> _Task requirements_
Please present the entries below as a two-column CSV with the headers description and locations, one row per entry. Put each value in a single quoted field, with line breaks replaced by spaces.

[Extracted records]
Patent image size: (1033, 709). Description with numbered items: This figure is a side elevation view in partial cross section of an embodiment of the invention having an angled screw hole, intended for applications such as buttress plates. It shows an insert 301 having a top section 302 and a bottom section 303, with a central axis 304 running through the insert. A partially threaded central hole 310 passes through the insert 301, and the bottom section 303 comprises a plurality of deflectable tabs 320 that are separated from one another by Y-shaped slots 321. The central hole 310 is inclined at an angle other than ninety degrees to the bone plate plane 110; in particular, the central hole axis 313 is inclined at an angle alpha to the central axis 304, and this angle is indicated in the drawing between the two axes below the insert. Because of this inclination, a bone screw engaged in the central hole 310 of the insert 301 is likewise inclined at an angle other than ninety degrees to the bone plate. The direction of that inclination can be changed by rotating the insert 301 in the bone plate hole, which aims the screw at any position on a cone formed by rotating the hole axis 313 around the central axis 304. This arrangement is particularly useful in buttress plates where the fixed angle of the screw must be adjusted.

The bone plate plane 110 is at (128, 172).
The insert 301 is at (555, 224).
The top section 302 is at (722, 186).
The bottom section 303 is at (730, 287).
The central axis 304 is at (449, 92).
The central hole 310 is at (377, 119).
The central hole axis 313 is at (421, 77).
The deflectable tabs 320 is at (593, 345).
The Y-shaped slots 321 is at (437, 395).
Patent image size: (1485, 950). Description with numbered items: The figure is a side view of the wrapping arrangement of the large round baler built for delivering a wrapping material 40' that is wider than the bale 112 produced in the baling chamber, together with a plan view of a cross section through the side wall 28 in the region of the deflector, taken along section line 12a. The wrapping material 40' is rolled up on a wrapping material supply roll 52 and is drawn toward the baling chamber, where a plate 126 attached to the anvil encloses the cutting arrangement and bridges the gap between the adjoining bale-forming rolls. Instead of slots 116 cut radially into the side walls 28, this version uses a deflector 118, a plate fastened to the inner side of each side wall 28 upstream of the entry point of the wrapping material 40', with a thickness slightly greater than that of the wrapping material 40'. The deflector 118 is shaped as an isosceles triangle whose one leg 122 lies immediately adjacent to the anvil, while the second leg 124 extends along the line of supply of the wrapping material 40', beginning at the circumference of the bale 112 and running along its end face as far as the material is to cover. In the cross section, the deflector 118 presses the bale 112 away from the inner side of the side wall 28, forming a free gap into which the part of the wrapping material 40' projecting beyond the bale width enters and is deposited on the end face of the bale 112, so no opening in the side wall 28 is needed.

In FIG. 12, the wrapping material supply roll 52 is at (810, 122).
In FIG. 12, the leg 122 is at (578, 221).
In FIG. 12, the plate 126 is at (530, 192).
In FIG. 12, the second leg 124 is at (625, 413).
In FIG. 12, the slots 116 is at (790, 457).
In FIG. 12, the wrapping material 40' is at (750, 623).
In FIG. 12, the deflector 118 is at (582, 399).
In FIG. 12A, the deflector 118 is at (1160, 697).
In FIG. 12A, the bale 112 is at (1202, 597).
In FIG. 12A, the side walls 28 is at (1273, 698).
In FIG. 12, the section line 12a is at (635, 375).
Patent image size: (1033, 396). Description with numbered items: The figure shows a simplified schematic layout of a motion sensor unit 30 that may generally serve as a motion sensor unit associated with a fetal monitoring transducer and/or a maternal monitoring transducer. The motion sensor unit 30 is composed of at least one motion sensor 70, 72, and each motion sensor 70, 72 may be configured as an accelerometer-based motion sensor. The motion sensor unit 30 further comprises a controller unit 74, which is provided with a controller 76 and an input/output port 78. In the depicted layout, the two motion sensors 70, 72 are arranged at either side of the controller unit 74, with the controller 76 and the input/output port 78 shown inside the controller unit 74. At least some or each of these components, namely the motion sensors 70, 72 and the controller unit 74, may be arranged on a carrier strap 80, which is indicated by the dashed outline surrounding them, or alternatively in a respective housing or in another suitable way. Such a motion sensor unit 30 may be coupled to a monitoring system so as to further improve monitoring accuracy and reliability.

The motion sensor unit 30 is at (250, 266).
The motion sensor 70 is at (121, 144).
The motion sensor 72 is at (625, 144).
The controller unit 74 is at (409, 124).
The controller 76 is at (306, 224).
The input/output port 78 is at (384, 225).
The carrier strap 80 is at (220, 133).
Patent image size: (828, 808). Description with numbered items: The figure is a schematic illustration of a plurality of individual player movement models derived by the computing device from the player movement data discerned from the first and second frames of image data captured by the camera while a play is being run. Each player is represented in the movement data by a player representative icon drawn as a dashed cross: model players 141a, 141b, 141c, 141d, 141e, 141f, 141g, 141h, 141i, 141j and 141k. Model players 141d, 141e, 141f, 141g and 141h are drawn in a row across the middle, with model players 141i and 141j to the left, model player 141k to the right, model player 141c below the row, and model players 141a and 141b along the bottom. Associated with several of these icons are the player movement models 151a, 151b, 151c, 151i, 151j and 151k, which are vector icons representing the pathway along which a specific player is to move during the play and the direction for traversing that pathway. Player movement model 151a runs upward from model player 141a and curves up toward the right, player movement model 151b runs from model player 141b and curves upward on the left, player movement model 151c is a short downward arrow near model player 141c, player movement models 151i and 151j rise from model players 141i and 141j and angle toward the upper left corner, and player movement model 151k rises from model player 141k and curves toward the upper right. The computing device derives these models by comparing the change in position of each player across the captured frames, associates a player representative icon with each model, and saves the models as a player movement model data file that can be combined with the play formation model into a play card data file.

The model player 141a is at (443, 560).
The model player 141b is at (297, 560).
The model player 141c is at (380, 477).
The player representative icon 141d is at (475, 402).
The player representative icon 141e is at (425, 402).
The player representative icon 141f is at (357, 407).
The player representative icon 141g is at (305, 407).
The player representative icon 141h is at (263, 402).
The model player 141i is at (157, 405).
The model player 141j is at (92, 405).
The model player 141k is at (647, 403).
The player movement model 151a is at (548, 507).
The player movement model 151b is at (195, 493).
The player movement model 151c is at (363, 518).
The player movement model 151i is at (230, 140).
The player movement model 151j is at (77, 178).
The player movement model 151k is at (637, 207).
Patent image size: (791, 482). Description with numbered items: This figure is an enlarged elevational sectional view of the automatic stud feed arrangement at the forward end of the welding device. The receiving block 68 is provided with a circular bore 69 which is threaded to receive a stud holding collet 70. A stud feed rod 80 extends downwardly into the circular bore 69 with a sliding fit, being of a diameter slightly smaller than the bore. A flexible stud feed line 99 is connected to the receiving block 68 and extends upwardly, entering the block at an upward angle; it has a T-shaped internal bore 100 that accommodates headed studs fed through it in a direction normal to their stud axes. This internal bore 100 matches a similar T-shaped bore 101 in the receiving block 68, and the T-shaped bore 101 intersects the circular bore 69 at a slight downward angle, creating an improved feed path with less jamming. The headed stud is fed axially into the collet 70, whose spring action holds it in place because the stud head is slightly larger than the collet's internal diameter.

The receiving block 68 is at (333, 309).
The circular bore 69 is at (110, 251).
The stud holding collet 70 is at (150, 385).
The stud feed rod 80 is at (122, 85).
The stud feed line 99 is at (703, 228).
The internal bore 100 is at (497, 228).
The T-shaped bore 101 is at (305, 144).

> _Result_
description,locations
"Patent image size: (1033, 709). Description with numbered items: This figure is a side elevation view in partial cross section of an embodiment of the invention having an angled screw hole, intended for applications such as buttress plates. It shows an insert 301 having a top section 302 and a bottom section 303, with a central axis 304 running through the insert. A partially threaded central hole 310 passes through the insert 301, and the bottom section 303 comprises a plurality of deflectable tabs 320 that are separated from one another by Y-shaped slots 321. The central hole 310 is inclined at an angle other than ninety degrees to the bone plate plane 110; in particular, the central hole axis 313 is inclined at an angle alpha to the central axis 304, and this angle is indicated in the drawing between the two axes below the insert. Because of this inclination, a bone screw engaged in the central hole 310 of the insert 301 is likewise inclined at an angle other than ninety degrees to the bone plate. The direction of that inclination can be changed by rotating the insert 301 in the bone plate hole, which aims the screw at any position on a cone formed by rotating the hole axis 313 around the central axis 304. This arrangement is particularly useful in buttress plates where the fixed angle of the screw must be adjusted.","The bone plate plane 110 is at (128, 172). The insert 301 is at (555, 224). The top section 302 is at (722, 186). The bottom section 303 is at (730, 287). The central axis 304 is at (449, 92). The central hole 310 is at (377, 119). The central hole axis 313 is at (421, 77). The deflectable tabs 320 is at (593, 345). The Y-shaped slots 321 is at (437, 395)."
"Patent image size: (1485, 950). Description with numbered items: The figure is a side view of the wrapping arrangement of the large round baler built for delivering a wrapping material 40' that is wider than the bale 112 produced in the baling chamber, together with a plan view of a cross section through the side wall 28 in the region of the deflector, taken along section line 12a. The wrapping material 40' is rolled up on a wrapping material supply roll 52 and is drawn toward the baling chamber, where a plate 126 attached to the anvil encloses the cutting arrangement and bridges the gap between the adjoining bale-forming rolls. Instead of slots 116 cut radially into the side walls 28, this version uses a deflector 118, a plate fastened to the inner side of each side wall 28 upstream of the entry point of the wrapping material 40', with a thickness slightly greater than that of the wrapping material 40'. The deflector 118 is shaped as an isosceles triangle whose one leg 122 lies immediately adjacent to the anvil, while the second leg 124 extends along the line of supply of the wrapping material 40', beginning at the circumference of the bale 112 and running along its end face as far as the material is to cover. In the cross section, the deflector 118 presses the bale 112 away from the inner side of the side wall 28, forming a free gap into which the part of the wrapping material 40' projecting beyond the bale width enters and is deposited on the end face of the bale 112, so no opening in the side wall 28 is needed.","In FIG. 12, the wrapping material supply roll 52 is at (810, 122). In FIG. 12, the leg 122 is at (578, 221). In FIG. 12, the plate 126 is at (530, 192). In FIG. 12, the second leg 124 is at (625, 413). In FIG. 12, the slots 116 is at (790, 457). In FIG. 12, the wrapping material 40' is at (750, 623). In FIG. 12, the deflector 118 is at (582, 399). In FIG. 12A, the deflector 118 is at (1160, 697). In FIG. 12A, the bale 112 is at (1202, 597). In FIG. 12A, the side walls 28 is at (1273, 698). In FIG. 12, the section line 12a is at (635, 375)."
"Patent image size: (1033, 396). Description with numbered items: The figure shows a simplified schematic layout of a motion sensor unit 30 that may generally serve as a motion sensor unit associated with a fetal monitoring transducer and/or a maternal monitoring transducer. The motion sensor unit 30 is composed of at least one motion sensor 70, 72, and each motion sensor 70, 72 may be configured as an accelerometer-based motion sensor. The motion sensor unit 30 further comprises a controller unit 74, which is provided with a controller 76 and an input/output port 78. In the depicted layout, the two motion sensors 70, 72 are arranged at either side of the controller unit 74, with the controller 76 and the input/output port 78 shown inside the controller unit 74. At least some or each of these components, namely the motion sensors 70, 72 and the controller unit 74, may be arranged on a carrier strap 80, which is indicated by the dashed outline surrounding them, or alternatively in a respective housing or in another suitable way. Such a motion sensor unit 30 may be coupled to a monitoring system so as to further improve monitoring accuracy and reliability.","The motion sensor unit 30 is at (250, 266). The motion sensor 70 is at (121, 144). The motion sensor 72 is at (625, 144). The controller unit 74 is at (409, 124). The controller 76 is at (306, 224). The input/output port 78 is at (384, 225). The carrier strap 80 is at (220, 133)."
"Patent image size: (828, 808). Description with numbered items: The figure is a schematic illustration of a plurality of individual player movement models derived by the computing device from the player movement data discerned from the first and second frames of image data captured by the camera while a play is being run. Each player is represented in the movement data by a player representative icon drawn as a dashed cross: model players 141a, 141b, 141c, 141d, 141e, 141f, 141g, 141h, 141i, 141j and 141k. Model players 141d, 141e, 141f, 141g and 141h are drawn in a row across the middle, with model players 141i and 141j to the left, model player 141k to the right, model player 141c below the row, and model players 141a and 141b along the bottom. Associated with several of these icons are the player movement models 151a, 151b, 151c, 151i, 151j and 151k, which are vector icons representing the pathway along which a specific player is to move during the play and the direction for traversing that pathway. Player movement model 151a runs upward from model player 141a and curves up toward the right, player movement model 151b runs from model player 141b and curves upward on the left, player movement model 151c is a short downward arrow near model player 141c, player movement models 151i and 151j rise from model players 141i and 141j and angle toward the upper left corner, and player movement model 151k rises from model player 141k and curves toward the upper right. The computing device derives these models by comparing the change in position of each player across the captured frames, associates a player representative icon with each model, and saves the models as a player movement model data file that can be combined with the play formation model into a play card data file.","The model player 141a is at (443, 560). The model player 141b is at (297, 560). The model player 141c is at (380, 477). The player representative icon 141d is at (475, 402). The player representative icon 141e is at (425, 402). The player representative icon 141f is at (357, 407). The player representative icon 141g is at (305, 407). The player representative icon 141h is at (263, 402). The model player 141i is at (157, 405). The model player 141j is at (92, 405). The model player 141k is at (647, 403). The player movement model 151a is at (548, 507). The player movement model 151b is at (195, 493). The player movement model 151c is at (363, 518). The player movement model 151i is at (230, 140). The player movement model 151j is at (77, 178). The player movement model 151k is at (637, 207)."
"Patent image size: (791, 482). Description with numbered items: This figure is an enlarged elevational sectional view of the automatic stud feed arrangement at the forward end of the welding device. The receiving block 68 is provided with a circular bore 69 which is threaded to receive a stud holding collet 70. A stud feed rod 80 extends downwardly into the circular bore 69 with a sliding fit, being of a diameter slightly smaller than the bore. A flexible stud feed line 99 is connected to the receiving block 68 and extends upwardly, entering the block at an upward angle; it has a T-shaped internal bore 100 that accommodates headed studs fed through it in a direction normal to their stud axes. This internal bore 100 matches a similar T-shaped bore 101 in the receiving block 68, and the T-shaped bore 101 intersects the circular bore 69 at a slight downward angle, creating an improved feed path with less jamming. The headed stud is fed axially into the collet 70, whose spring action holds it in place because the stud head is slightly larger than the collet's internal diameter.","The receiving block 68 is at (333, 309). The circular bore 69 is at (110, 251). The stud holding collet 70 is at (150, 385). The stud feed rod 80 is at (122, 85). The stud feed line 99 is at (703, 228). The internal bore 100 is at (497, 228). The T-shaped bore 101 is at (305, 144)."